All entries are to be quoted exactly; the images stay out of the copy.

* BEGIN AVAILABLE RECORDS *

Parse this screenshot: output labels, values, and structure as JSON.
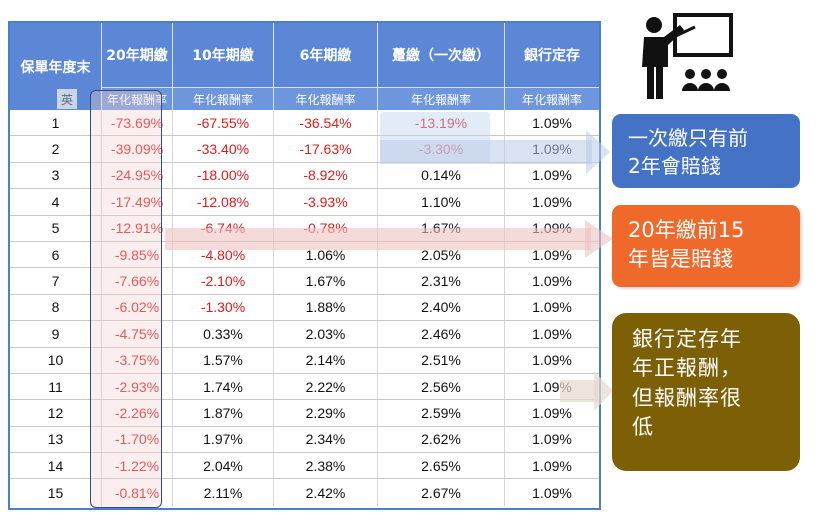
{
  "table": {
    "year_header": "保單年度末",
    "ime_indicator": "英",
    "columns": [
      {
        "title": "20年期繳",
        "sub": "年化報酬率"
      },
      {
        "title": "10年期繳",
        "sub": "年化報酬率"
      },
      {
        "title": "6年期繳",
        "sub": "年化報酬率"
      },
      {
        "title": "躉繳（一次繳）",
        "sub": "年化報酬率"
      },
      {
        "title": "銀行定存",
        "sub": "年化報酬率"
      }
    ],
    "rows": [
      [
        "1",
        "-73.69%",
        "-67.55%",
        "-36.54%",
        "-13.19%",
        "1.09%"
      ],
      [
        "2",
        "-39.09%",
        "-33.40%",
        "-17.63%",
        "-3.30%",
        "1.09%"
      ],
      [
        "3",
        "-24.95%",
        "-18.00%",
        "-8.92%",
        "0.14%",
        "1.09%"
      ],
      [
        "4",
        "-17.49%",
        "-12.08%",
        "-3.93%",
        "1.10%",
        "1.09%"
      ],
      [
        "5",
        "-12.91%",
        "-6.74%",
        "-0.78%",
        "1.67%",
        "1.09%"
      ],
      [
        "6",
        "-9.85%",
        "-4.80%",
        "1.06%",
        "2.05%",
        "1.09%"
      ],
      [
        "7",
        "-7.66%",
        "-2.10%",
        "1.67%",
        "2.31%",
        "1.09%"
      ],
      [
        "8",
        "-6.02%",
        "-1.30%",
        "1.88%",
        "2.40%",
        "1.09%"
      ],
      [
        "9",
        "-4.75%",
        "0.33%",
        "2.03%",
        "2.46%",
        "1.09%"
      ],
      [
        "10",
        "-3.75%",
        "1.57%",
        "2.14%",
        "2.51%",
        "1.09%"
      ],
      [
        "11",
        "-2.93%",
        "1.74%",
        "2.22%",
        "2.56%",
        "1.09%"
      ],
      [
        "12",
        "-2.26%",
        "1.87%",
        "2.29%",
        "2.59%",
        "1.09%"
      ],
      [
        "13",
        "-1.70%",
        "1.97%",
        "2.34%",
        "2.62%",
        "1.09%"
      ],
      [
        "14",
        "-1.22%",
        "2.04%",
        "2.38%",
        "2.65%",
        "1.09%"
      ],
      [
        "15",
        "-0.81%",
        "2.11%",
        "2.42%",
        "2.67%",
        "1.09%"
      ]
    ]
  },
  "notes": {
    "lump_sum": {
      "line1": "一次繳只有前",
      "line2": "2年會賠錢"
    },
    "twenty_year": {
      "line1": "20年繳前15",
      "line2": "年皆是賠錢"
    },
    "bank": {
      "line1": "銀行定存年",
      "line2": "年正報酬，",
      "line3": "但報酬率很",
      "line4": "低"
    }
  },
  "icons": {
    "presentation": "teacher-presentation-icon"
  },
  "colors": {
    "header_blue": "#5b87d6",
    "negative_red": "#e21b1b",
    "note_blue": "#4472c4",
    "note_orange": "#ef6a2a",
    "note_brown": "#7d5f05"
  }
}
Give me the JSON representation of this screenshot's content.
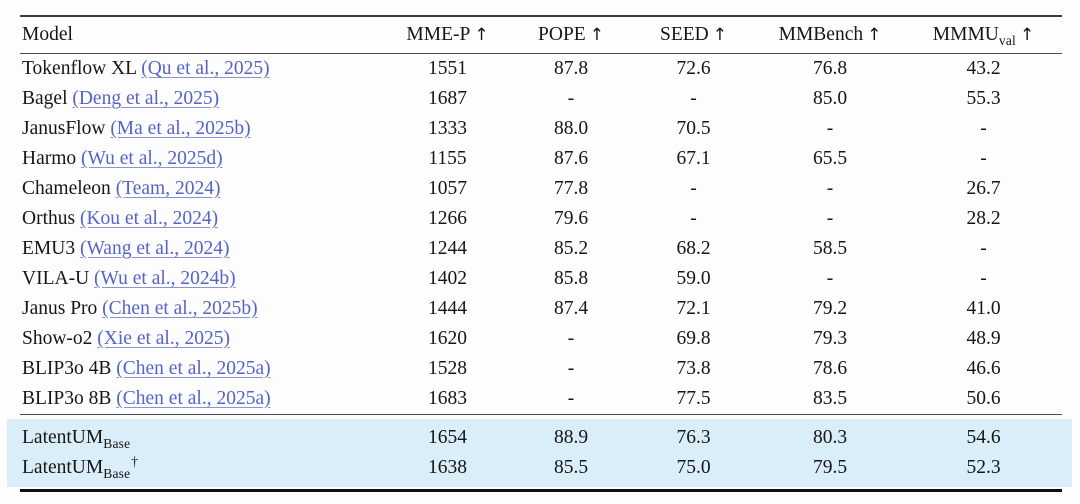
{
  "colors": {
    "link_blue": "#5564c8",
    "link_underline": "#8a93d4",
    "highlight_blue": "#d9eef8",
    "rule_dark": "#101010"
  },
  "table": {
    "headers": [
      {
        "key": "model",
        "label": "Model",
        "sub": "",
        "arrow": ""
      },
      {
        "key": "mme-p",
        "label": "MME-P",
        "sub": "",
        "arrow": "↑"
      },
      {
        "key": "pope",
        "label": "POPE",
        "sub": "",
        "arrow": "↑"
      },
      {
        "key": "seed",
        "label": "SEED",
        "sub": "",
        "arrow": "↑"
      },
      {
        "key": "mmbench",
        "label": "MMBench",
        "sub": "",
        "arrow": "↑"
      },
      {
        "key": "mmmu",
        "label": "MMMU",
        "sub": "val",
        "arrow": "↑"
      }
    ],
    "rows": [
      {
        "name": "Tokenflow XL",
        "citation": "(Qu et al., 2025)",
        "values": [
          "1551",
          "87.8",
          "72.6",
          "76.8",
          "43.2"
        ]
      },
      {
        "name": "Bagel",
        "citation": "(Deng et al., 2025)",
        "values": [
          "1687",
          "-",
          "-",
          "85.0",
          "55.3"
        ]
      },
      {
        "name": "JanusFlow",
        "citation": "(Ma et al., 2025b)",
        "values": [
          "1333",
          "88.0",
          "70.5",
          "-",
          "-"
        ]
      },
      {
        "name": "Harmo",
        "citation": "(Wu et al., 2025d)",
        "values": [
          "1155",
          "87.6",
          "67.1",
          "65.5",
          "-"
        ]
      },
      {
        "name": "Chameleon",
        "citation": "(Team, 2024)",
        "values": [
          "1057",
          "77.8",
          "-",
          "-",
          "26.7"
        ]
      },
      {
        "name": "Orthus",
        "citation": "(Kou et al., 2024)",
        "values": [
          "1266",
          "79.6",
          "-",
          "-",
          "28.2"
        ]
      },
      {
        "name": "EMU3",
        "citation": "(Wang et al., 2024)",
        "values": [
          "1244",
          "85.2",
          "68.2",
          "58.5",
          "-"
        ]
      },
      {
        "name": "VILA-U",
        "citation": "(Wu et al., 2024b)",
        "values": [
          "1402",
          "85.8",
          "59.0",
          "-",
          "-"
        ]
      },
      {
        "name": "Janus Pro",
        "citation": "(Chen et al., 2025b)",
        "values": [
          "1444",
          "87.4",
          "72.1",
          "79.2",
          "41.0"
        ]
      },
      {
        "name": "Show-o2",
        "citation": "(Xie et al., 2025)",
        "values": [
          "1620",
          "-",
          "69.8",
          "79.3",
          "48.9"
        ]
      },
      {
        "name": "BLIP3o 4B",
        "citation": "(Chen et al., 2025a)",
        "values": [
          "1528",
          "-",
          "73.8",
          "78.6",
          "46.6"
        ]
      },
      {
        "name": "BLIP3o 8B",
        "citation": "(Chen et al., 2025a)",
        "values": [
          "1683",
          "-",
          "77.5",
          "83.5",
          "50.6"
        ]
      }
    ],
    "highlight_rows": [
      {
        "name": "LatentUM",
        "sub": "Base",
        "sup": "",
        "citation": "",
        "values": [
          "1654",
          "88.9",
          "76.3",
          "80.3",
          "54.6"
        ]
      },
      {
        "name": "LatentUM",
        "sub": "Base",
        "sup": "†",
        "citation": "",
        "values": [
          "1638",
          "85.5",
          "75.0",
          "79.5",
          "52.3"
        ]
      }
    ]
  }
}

* END AVAILABLE RECORDS *

FINAL RESULT =
Parse this screenshot: output labels, values, and structure as JSON.
{
  "table": {
    "year_header": "保單年度末",
    "ime_indicator": "英",
    "columns": [
      {
        "title": "20年期繳",
        "sub": "年化報酬率"
      },
      {
        "title": "10年期繳",
        "sub": "年化報酬率"
      },
      {
        "title": "6年期繳",
        "sub": "年化報酬率"
      },
      {
        "title": "躉繳（一次繳）",
        "sub": "年化報酬率"
      },
      {
        "title": "銀行定存",
        "sub": "年化報酬率"
      }
    ],
    "rows": [
      [
        "1",
        "-73.69%",
        "-67.55%",
        "-36.54%",
        "-13.19%",
        "1.09%"
      ],
      [
        "2",
        "-39.09%",
        "-33.40%",
        "-17.63%",
        "-3.30%",
        "1.09%"
      ],
      [
        "3",
        "-24.95%",
        "-18.00%",
        "-8.92%",
        "0.14%",
        "1.09%"
      ],
      [
        "4",
        "-17.49%",
        "-12.08%",
        "-3.93%",
        "1.10%",
        "1.09%"
      ],
      [
        "5",
        "-12.91%",
        "-6.74%",
        "-0.78%",
        "1.67%",
        "1.09%"
      ],
      [
        "6",
        "-9.85%",
        "-4.80%",
        "1.06%",
        "2.05%",
        "1.09%"
      ],
      [
        "7",
        "-7.66%",
        "-2.10%",
        "1.67%",
        "2.31%",
        "1.09%"
      ],
      [
        "8",
        "-6.02%",
        "-1.30%",
        "1.88%",
        "2.40%",
        "1.09%"
      ],
      [
        "9",
        "-4.75%",
        "0.33%",
        "2.03%",
        "2.46%",
        "1.09%"
      ],
      [
        "10",
        "-3.75%",
        "1.57%",
        "2.14%",
        "2.51%",
        "1.09%"
      ],
      [
        "11",
        "-2.93%",
        "1.74%",
        "2.22%",
        "2.56%",
        "1.09%"
      ],
      [
        "12",
        "-2.26%",
        "1.87%",
        "2.29%",
        "2.59%",
        "1.09%"
      ],
      [
        "13",
        "-1.70%",
        "1.97%",
        "2.34%",
        "2.62%",
        "1.09%"
      ],
      [
        "14",
        "-1.22%",
        "2.04%",
        "2.38%",
        "2.65%",
        "1.09%"
      ],
      [
        "15",
        "-0.81%",
        "2.11%",
        "2.42%",
        "2.67%",
        "1.09%"
      ]
    ]
  },
  "notes": {
    "lump_sum": {
      "line1": "一次繳只有前",
      "line2": "2年會賠錢"
    },
    "twenty_year": {
      "line1": "20年繳前15",
      "line2": "年皆是賠錢"
    },
    "bank": {
      "line1": "銀行定存年",
      "line2": "年正報酬，",
      "line3": "但報酬率很",
      "line4": "低"
    }
  },
  "icons": {
    "presentation": "teacher-presentation-icon"
  },
  "colors": {
    "header_blue": "#5b87d6",
    "negative_red": "#e21b1b",
    "note_blue": "#4472c4",
    "note_orange": "#ef6a2a",
    "note_brown": "#7d5f05"
  }
}
Give me the JSON representation of this screenshot's content.
{
  "colors": {
    "link_blue": "#5564c8",
    "link_underline": "#8a93d4",
    "highlight_blue": "#d9eef8",
    "rule_dark": "#101010"
  },
  "table": {
    "headers": [
      {
        "key": "model",
        "label": "Model",
        "sub": "",
        "arrow": ""
      },
      {
        "key": "mme-p",
        "label": "MME-P",
        "sub": "",
        "arrow": "↑"
      },
      {
        "key": "pope",
        "label": "POPE",
        "sub": "",
        "arrow": "↑"
      },
      {
        "key": "seed",
        "label": "SEED",
        "sub": "",
        "arrow": "↑"
      },
      {
        "key": "mmbench",
        "label": "MMBench",
        "sub": "",
        "arrow": "↑"
      },
      {
        "key": "mmmu",
        "label": "MMMU",
        "sub": "val",
        "arrow": "↑"
      }
    ],
    "rows": [
      {
        "name": "Tokenflow XL",
        "citation": "(Qu et al., 2025)",
        "values": [
          "1551",
          "87.8",
          "72.6",
          "76.8",
          "43.2"
        ]
      },
      {
        "name": "Bagel",
        "citation": "(Deng et al., 2025)",
        "values": [
          "1687",
          "-",
          "-",
          "85.0",
          "55.3"
        ]
      },
      {
        "name": "JanusFlow",
        "citation": "(Ma et al., 2025b)",
        "values": [
          "1333",
          "88.0",
          "70.5",
          "-",
          "-"
        ]
      },
      {
        "name": "Harmo",
        "citation": "(Wu et al., 2025d)",
        "values": [
          "1155",
          "87.6",
          "67.1",
          "65.5",
          "-"
        ]
      },
      {
        "name": "Chameleon",
        "citation": "(Team, 2024)",
        "values": [
          "1057",
          "77.8",
          "-",
          "-",
          "26.7"
        ]
      },
      {
        "name": "Orthus",
        "citation": "(Kou et al., 2024)",
        "values": [
          "1266",
          "79.6",
          "-",
          "-",
          "28.2"
        ]
      },
      {
        "name": "EMU3",
        "citation": "(Wang et al., 2024)",
        "values": [
          "1244",
          "85.2",
          "68.2",
          "58.5",
          "-"
        ]
      },
      {
        "name": "VILA-U",
        "citation": "(Wu et al., 2024b)",
        "values": [
          "1402",
          "85.8",
          "59.0",
          "-",
          "-"
        ]
      },
      {
        "name": "Janus Pro",
        "citation": "(Chen et al., 2025b)",
        "values": [
          "1444",
          "87.4",
          "72.1",
          "79.2",
          "41.0"
        ]
      },
      {
        "name": "Show-o2",
        "citation": "(Xie et al., 2025)",
        "values": [
          "1620",
          "-",
          "69.8",
          "79.3",
          "48.9"
        ]
      },
      {
        "name": "BLIP3o 4B",
        "citation": "(Chen et al., 2025a)",
        "values": [
          "1528",
          "-",
          "73.8",
          "78.6",
          "46.6"
        ]
      },
      {
        "name": "BLIP3o 8B",
        "citation": "(Chen et al., 2025a)",
        "values": [
          "1683",
          "-",
          "77.5",
          "83.5",
          "50.6"
        ]
      }
    ],
    "highlight_rows": [
      {
        "name": "LatentUM",
        "sub": "Base",
        "sup": "",
        "citation": "",
        "values": [
          "1654",
          "88.9",
          "76.3",
          "80.3",
          "54.6"
        ]
      },
      {
        "name": "LatentUM",
        "sub": "Base",
        "sup": "†",
        "citation": "",
        "values": [
          "1638",
          "85.5",
          "75.0",
          "79.5",
          "52.3"
        ]
      }
    ]
  }
}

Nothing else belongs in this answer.